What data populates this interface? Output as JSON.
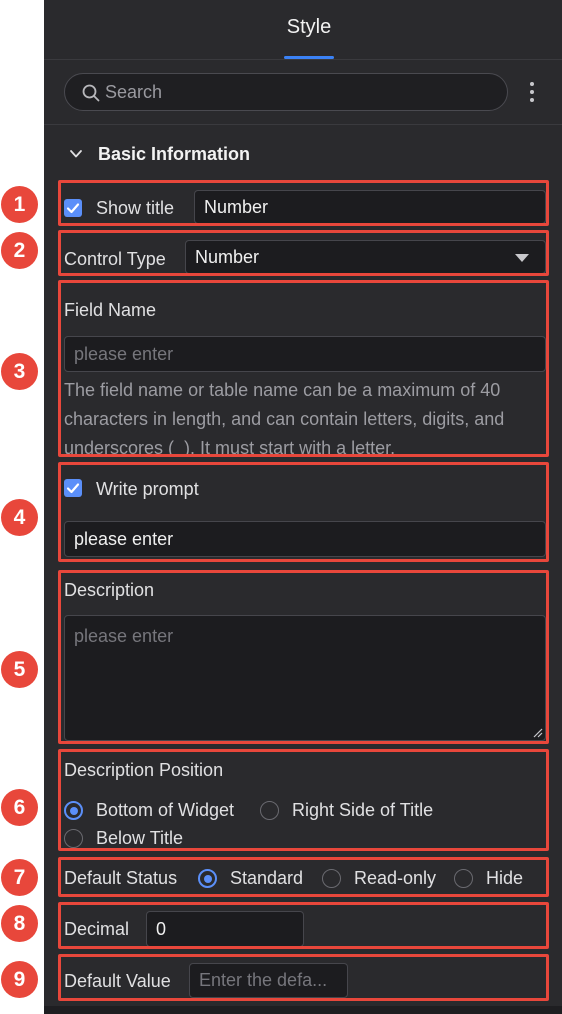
{
  "tab": {
    "label": "Style"
  },
  "search": {
    "placeholder": "Search"
  },
  "section": {
    "title": "Basic Information"
  },
  "show_title": {
    "label": "Show title",
    "checked": true,
    "value": "Number"
  },
  "control_type": {
    "label": "Control Type",
    "value": "Number"
  },
  "field_name": {
    "label": "Field Name",
    "placeholder": "please enter",
    "help": "The field name or table name can be a maximum of 40 characters in length, and can contain letters, digits, and underscores (_). It must start with a letter."
  },
  "write_prompt": {
    "label": "Write prompt",
    "checked": true,
    "value": "please enter"
  },
  "description": {
    "label": "Description",
    "placeholder": "please enter"
  },
  "description_position": {
    "label": "Description Position",
    "selected": "Bottom of Widget",
    "options": [
      "Bottom of Widget",
      "Right Side of Title",
      "Below Title"
    ]
  },
  "default_status": {
    "label": "Default Status",
    "selected": "Standard",
    "options": [
      "Standard",
      "Read-only",
      "Hide"
    ]
  },
  "decimal": {
    "label": "Decimal",
    "value": "0"
  },
  "default_value": {
    "label": "Default Value",
    "placeholder": "Enter the defa..."
  },
  "badges": [
    "1",
    "2",
    "3",
    "4",
    "5",
    "6",
    "7",
    "8",
    "9"
  ],
  "colors": {
    "accent": "#5b8ff9",
    "highlight": "#e8473b",
    "panel": "#2a2a2d"
  }
}
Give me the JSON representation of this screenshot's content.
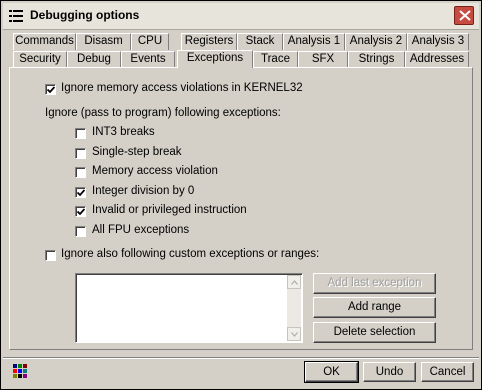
{
  "window": {
    "title": "Debugging options",
    "app_icon": "list-icon",
    "close_icon": "close-icon"
  },
  "tabs": {
    "back_row": [
      "Commands",
      "Disasm",
      "CPU",
      "Registers",
      "Stack",
      "Analysis 1",
      "Analysis 2",
      "Analysis 3"
    ],
    "front_row": [
      "Security",
      "Debug",
      "Events",
      "Exceptions",
      "Trace",
      "SFX",
      "Strings",
      "Addresses"
    ],
    "active": "Exceptions"
  },
  "panel": {
    "ignore_kernel32": {
      "label": "Ignore memory access violations in KERNEL32",
      "checked": true
    },
    "section_label": "Ignore (pass to program) following exceptions:",
    "exceptions": [
      {
        "label": "INT3 breaks",
        "checked": false
      },
      {
        "label": "Single-step break",
        "checked": false
      },
      {
        "label": "Memory access violation",
        "checked": false
      },
      {
        "label": "Integer division by 0",
        "checked": true
      },
      {
        "label": "Invalid or privileged instruction",
        "checked": true
      },
      {
        "label": "All FPU exceptions",
        "checked": false
      }
    ],
    "ignore_custom": {
      "label": "Ignore also following custom exceptions or ranges:",
      "checked": false
    },
    "custom_list_items": [],
    "buttons": {
      "add_last_exception": "Add last exception",
      "add_range": "Add range",
      "delete_selection": "Delete selection"
    }
  },
  "footer": {
    "palette_icon": "color-palette-icon",
    "ok": "OK",
    "undo": "Undo",
    "cancel": "Cancel"
  },
  "colors": {
    "dialog_face": "#d4d0c8",
    "close_button": "#c64b40",
    "titlebar": "#e7e4dc"
  }
}
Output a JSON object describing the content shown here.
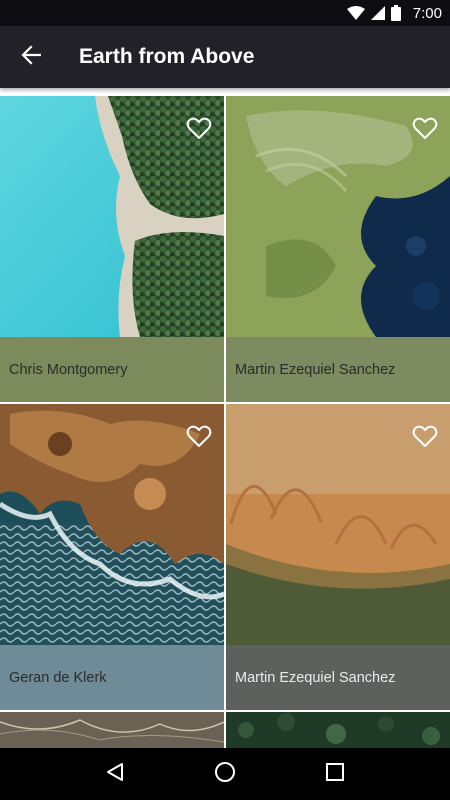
{
  "status_bar": {
    "time": "7:00",
    "icons": [
      "wifi-icon",
      "cell-signal-icon",
      "battery-icon"
    ]
  },
  "app_bar": {
    "back_icon": "arrow-back-icon",
    "title": "Earth from Above",
    "background": "#232128"
  },
  "photos": [
    {
      "author": "Chris Montgomery",
      "caption_color": "#7d8b5c",
      "caption_text_light": false,
      "scene": "lake-forest"
    },
    {
      "author": "Martin Ezequiel Sanchez",
      "caption_color": "#7e8a5f",
      "caption_text_light": false,
      "scene": "algae-water"
    },
    {
      "author": "Geran de Klerk",
      "caption_color": "#6f8b98",
      "caption_text_light": false,
      "scene": "rocky-coast"
    },
    {
      "author": "Martin Ezequiel Sanchez",
      "caption_color": "#5d605d",
      "caption_text_light": true,
      "scene": "sand-arcs"
    }
  ],
  "favorite_icon": "heart-outline-icon",
  "nav_bar": {
    "buttons": [
      "back-triangle-icon",
      "home-circle-icon",
      "recents-square-icon"
    ]
  }
}
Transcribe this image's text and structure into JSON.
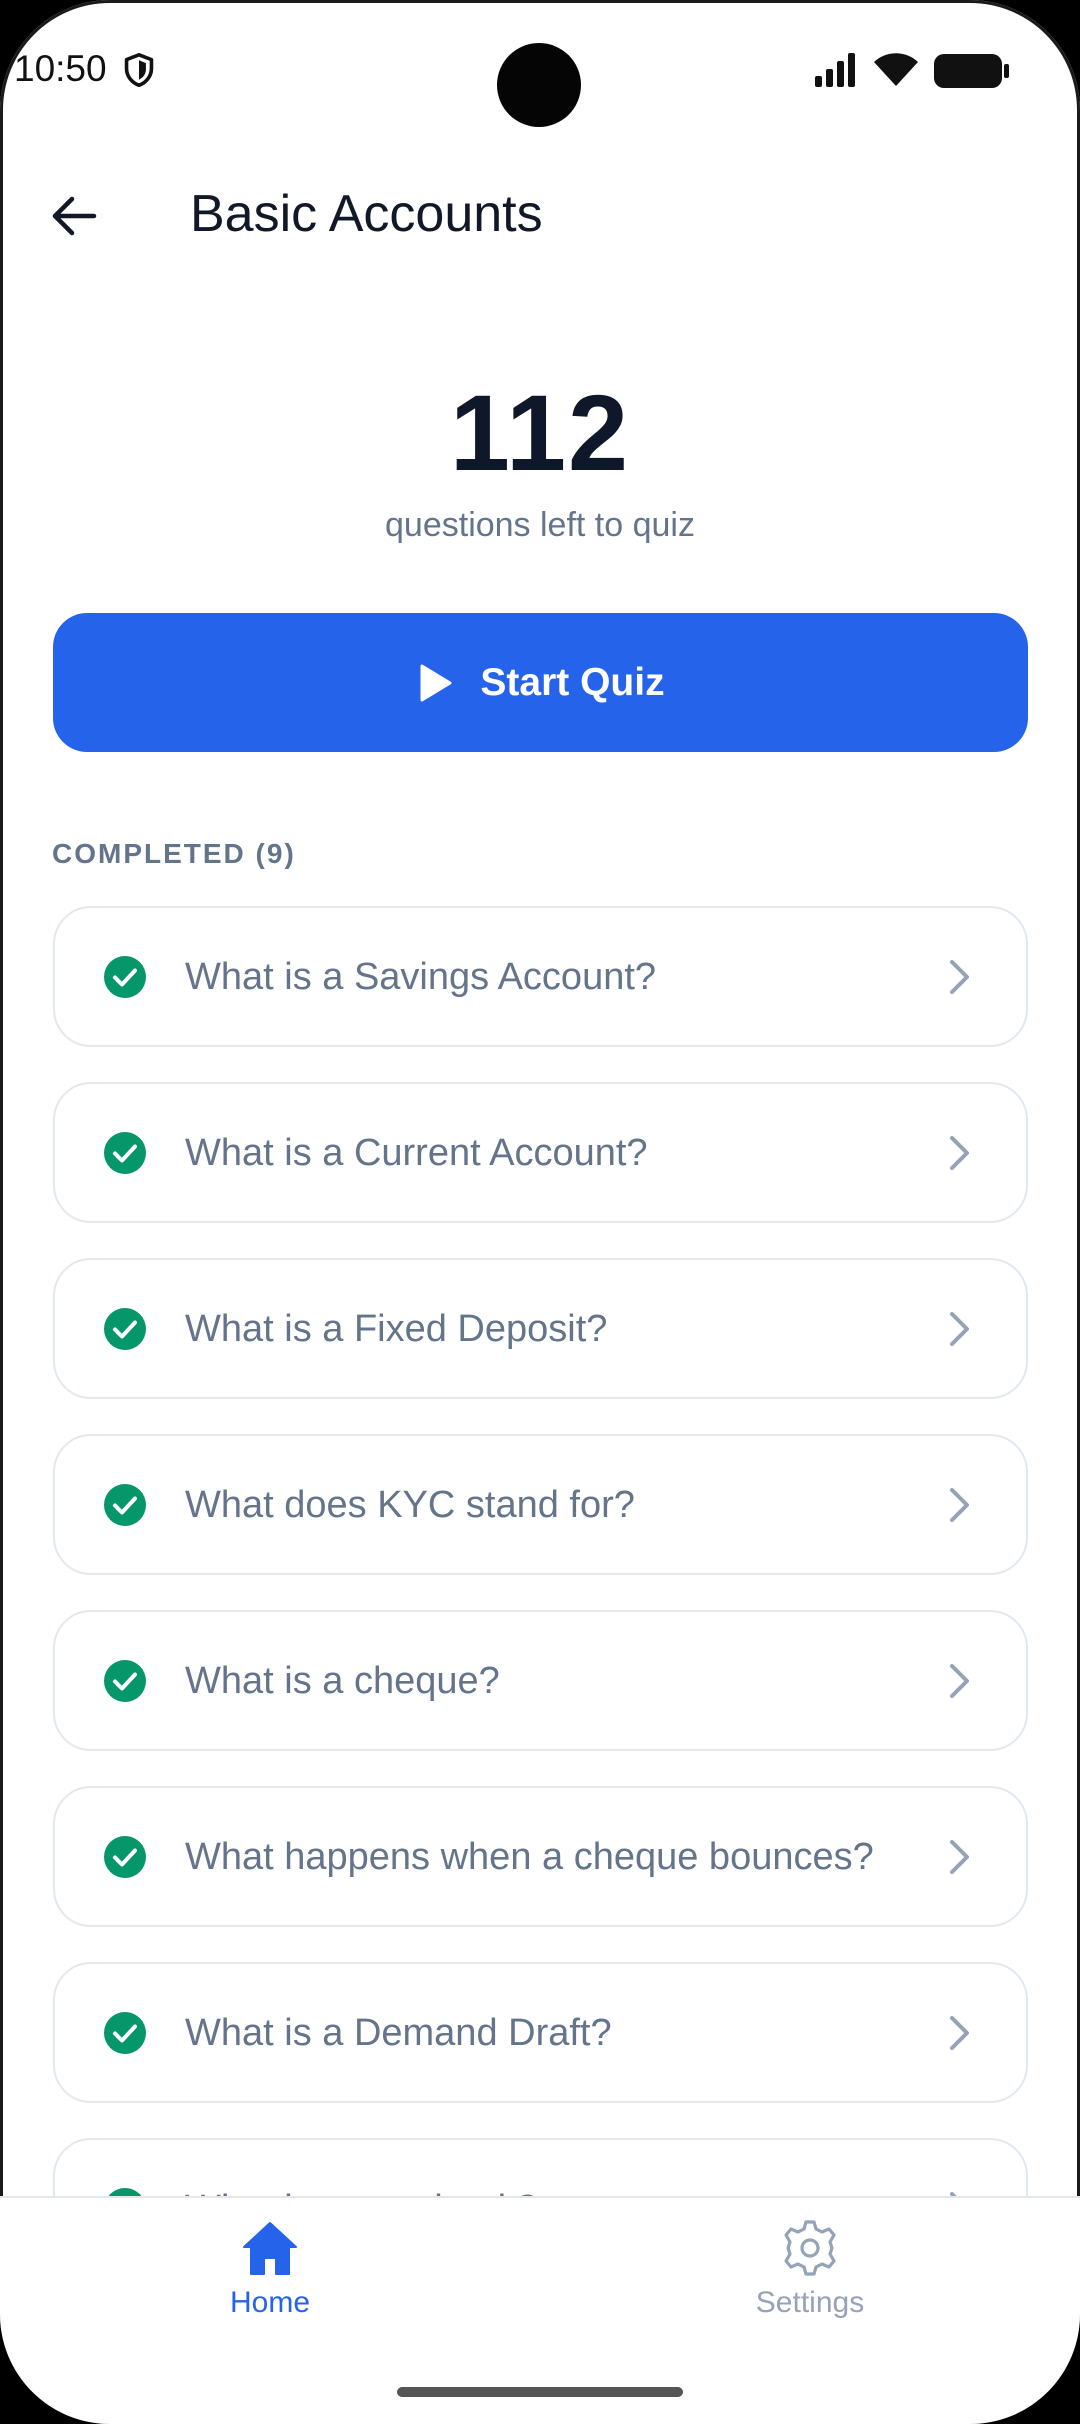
{
  "status_bar": {
    "time": "10:50"
  },
  "header": {
    "title": "Basic Accounts"
  },
  "counter": {
    "value": "112",
    "caption": "questions left to quiz"
  },
  "start_button": {
    "label": "Start Quiz"
  },
  "completed": {
    "heading": "COMPLETED (9)",
    "items": [
      {
        "label": "What is a Savings Account?"
      },
      {
        "label": "What is a Current Account?"
      },
      {
        "label": "What is a Fixed Deposit?"
      },
      {
        "label": "What does KYC stand for?"
      },
      {
        "label": "What is a cheque?"
      },
      {
        "label": "What happens when a cheque bounces?"
      },
      {
        "label": "What is a Demand Draft?"
      },
      {
        "label": "What is a passbook?"
      }
    ]
  },
  "bottom_nav": {
    "items": [
      {
        "label": "Home",
        "icon": "home-icon",
        "active": true
      },
      {
        "label": "Settings",
        "icon": "gear-icon",
        "active": false
      }
    ]
  },
  "colors": {
    "accent": "#2563eb",
    "success": "#059669",
    "muted": "#64748b"
  }
}
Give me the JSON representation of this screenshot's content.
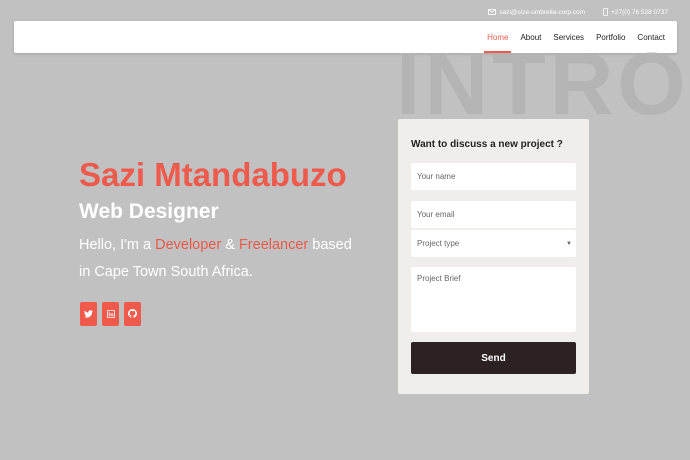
{
  "topbar": {
    "email": "sazi@size-umbrella-corp.com",
    "phone": "+27(0) 76 528 0737"
  },
  "nav": {
    "items": [
      {
        "label": "Home",
        "active": true
      },
      {
        "label": "About",
        "active": false
      },
      {
        "label": "Services",
        "active": false
      },
      {
        "label": "Portfolio",
        "active": false
      },
      {
        "label": "Contact",
        "active": false
      }
    ]
  },
  "hero": {
    "watermark": "INTRO",
    "name": "Sazi Mtandabuzo",
    "role": "Web Designer",
    "intro_prefix": "Hello, I'm a ",
    "intro_highlight_1": "Developer",
    "intro_and": " & ",
    "intro_highlight_2": "Freelancer",
    "intro_suffix": " based in Cape Town South Africa.",
    "socials": [
      "twitter-icon",
      "linkedin-icon",
      "github-icon"
    ]
  },
  "contact_form": {
    "title": "Want to discuss a new project ?",
    "name_placeholder": "Your name",
    "email_placeholder": "Your email",
    "project_type_value": "Project type",
    "brief_placeholder": "Project Brief",
    "send_label": "Send"
  },
  "colors": {
    "accent": "#ef5a4c",
    "background": "#c1c1c1",
    "card": "#f0eeeb",
    "button_dark": "#2c2221"
  }
}
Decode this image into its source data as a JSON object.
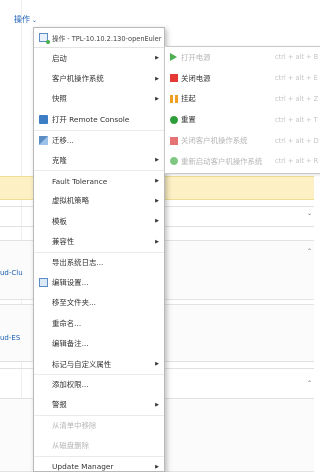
{
  "toolbar": {
    "actions_label": "操作"
  },
  "background": {
    "left_link_1": "ud-Clu",
    "left_link_2": "ud-ES"
  },
  "menu": {
    "header": "操作 - TPL-10.10.2.130-openEuler",
    "items": [
      {
        "label": "启动",
        "submenu": true,
        "disabled": false
      },
      {
        "label": "客户机操作系统",
        "submenu": true,
        "disabled": false
      },
      {
        "label": "快照",
        "submenu": true,
        "disabled": false
      },
      {
        "label": "打开 Remote Console",
        "submenu": false,
        "disabled": false,
        "icon": "remote-console-icon"
      },
      {
        "label": "迁移...",
        "submenu": false,
        "disabled": false,
        "icon": "migrate-icon"
      },
      {
        "label": "克隆",
        "submenu": true,
        "disabled": false
      },
      {
        "label": "Fault Tolerance",
        "submenu": true,
        "disabled": false
      },
      {
        "label": "虚拟机策略",
        "submenu": true,
        "disabled": false
      },
      {
        "label": "模板",
        "submenu": true,
        "disabled": false
      },
      {
        "label": "兼容性",
        "submenu": true,
        "disabled": false
      },
      {
        "label": "导出系统日志...",
        "submenu": false,
        "disabled": false
      },
      {
        "label": "编辑设置...",
        "submenu": false,
        "disabled": false,
        "icon": "edit-settings-icon"
      },
      {
        "label": "移至文件夹...",
        "submenu": false,
        "disabled": false
      },
      {
        "label": "重命名...",
        "submenu": false,
        "disabled": false
      },
      {
        "label": "编辑备注...",
        "submenu": false,
        "disabled": false
      },
      {
        "label": "标记与自定义属性",
        "submenu": true,
        "disabled": false
      },
      {
        "label": "添加权限...",
        "submenu": false,
        "disabled": false
      },
      {
        "label": "警报",
        "submenu": true,
        "disabled": false
      },
      {
        "label": "从清单中移除",
        "submenu": false,
        "disabled": true
      },
      {
        "label": "从磁盘删除",
        "submenu": false,
        "disabled": true
      },
      {
        "label": "Update Manager",
        "submenu": true,
        "disabled": false
      }
    ]
  },
  "power_submenu": {
    "items": [
      {
        "label": "打开电源",
        "shortcut": "ctrl + alt + B",
        "disabled": true,
        "icon": "power-on-icon",
        "color": "#4caf50"
      },
      {
        "label": "关闭电源",
        "shortcut": "ctrl + alt + E",
        "disabled": false,
        "icon": "power-off-icon",
        "color": "#e53935"
      },
      {
        "label": "挂起",
        "shortcut": "ctrl + alt + Z",
        "disabled": false,
        "icon": "suspend-icon",
        "color": "#f0a020"
      },
      {
        "label": "重置",
        "shortcut": "ctrl + alt + T",
        "disabled": false,
        "icon": "reset-icon",
        "color": "#2e9d3a"
      },
      {
        "label": "关闭客户机操作系统",
        "shortcut": "ctrl + alt + D",
        "disabled": true,
        "icon": "shutdown-guest-icon",
        "color": "#e57373"
      },
      {
        "label": "重新启动客户机操作系统",
        "shortcut": "ctrl + alt + R",
        "disabled": true,
        "icon": "restart-guest-icon",
        "color": "#81c784"
      }
    ]
  }
}
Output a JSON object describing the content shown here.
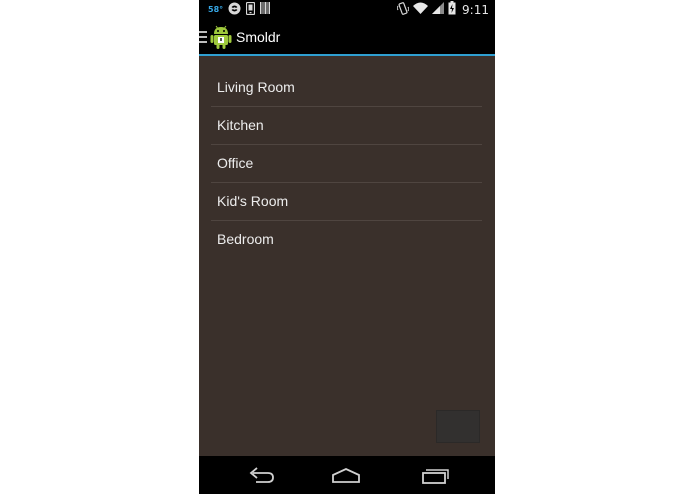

-------

Look through the entries and find each line that has the string "author". Copy those lines.

      "author": "Chris Montgomery",
      "author": "Martin Ezequiel Sanchez",
      "author": "Geran de Klerk",
      "author": "Martin Ezequiel Sanchez",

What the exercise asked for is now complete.